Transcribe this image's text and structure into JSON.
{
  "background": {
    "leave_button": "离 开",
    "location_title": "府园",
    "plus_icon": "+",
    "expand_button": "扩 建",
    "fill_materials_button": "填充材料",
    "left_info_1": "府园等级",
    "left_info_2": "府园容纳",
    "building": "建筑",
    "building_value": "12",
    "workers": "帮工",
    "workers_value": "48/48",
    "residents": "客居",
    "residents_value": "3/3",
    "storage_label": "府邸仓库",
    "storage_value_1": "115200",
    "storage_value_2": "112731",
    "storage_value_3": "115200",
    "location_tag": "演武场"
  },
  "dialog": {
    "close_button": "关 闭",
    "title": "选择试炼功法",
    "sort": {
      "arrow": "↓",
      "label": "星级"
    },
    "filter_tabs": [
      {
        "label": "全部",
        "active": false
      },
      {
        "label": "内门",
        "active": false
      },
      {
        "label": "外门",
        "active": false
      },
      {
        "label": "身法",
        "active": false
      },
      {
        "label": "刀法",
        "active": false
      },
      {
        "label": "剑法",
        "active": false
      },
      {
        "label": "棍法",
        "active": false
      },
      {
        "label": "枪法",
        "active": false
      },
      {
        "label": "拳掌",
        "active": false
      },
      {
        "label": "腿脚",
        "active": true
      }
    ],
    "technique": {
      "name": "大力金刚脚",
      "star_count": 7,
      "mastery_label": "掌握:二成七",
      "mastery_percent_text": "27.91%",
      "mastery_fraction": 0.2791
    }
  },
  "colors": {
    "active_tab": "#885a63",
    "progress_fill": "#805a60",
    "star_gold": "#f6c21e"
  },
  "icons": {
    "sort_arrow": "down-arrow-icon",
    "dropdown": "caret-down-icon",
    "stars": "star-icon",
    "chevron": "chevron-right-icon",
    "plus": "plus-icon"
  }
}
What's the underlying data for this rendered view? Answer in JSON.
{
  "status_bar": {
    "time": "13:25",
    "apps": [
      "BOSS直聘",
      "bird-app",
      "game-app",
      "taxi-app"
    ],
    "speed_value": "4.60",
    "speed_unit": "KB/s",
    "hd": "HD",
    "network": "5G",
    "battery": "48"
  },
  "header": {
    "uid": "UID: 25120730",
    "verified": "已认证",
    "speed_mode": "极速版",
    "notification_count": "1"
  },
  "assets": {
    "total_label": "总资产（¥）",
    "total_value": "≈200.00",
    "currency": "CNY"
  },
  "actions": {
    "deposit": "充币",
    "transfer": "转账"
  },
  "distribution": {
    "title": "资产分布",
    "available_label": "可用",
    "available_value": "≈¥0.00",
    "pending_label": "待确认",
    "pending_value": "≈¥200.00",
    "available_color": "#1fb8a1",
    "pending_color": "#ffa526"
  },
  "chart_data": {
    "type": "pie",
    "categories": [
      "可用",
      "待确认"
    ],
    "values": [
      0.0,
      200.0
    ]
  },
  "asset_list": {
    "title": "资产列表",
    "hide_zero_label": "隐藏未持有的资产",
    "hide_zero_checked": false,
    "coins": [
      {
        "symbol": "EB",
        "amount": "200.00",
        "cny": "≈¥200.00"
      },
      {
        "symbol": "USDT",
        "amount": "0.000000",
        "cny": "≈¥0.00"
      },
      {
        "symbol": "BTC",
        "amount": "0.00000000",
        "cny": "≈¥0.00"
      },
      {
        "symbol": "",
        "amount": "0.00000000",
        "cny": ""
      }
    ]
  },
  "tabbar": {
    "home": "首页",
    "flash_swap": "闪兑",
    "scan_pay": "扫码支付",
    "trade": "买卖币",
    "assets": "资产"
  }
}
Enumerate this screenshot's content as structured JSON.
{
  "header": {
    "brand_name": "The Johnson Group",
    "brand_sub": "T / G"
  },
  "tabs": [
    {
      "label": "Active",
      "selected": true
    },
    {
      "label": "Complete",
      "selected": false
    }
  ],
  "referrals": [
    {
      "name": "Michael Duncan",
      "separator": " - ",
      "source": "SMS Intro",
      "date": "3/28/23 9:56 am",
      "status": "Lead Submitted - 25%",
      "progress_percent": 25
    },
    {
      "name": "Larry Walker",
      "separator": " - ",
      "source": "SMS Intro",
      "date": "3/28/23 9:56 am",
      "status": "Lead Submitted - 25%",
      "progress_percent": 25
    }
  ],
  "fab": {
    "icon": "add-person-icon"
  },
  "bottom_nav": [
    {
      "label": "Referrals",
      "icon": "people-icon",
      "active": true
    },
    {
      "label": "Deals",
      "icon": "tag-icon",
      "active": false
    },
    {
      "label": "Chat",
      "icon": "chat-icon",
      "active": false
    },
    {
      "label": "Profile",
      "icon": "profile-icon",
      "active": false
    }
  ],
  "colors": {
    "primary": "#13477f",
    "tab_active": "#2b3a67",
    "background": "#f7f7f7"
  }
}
#####
**Set task**
All lines of the data above that include the word "down" must be shown.

**The solution**
    "sort_arrow": "down-arrow-icon",
    "dropdown": "caret-down-icon",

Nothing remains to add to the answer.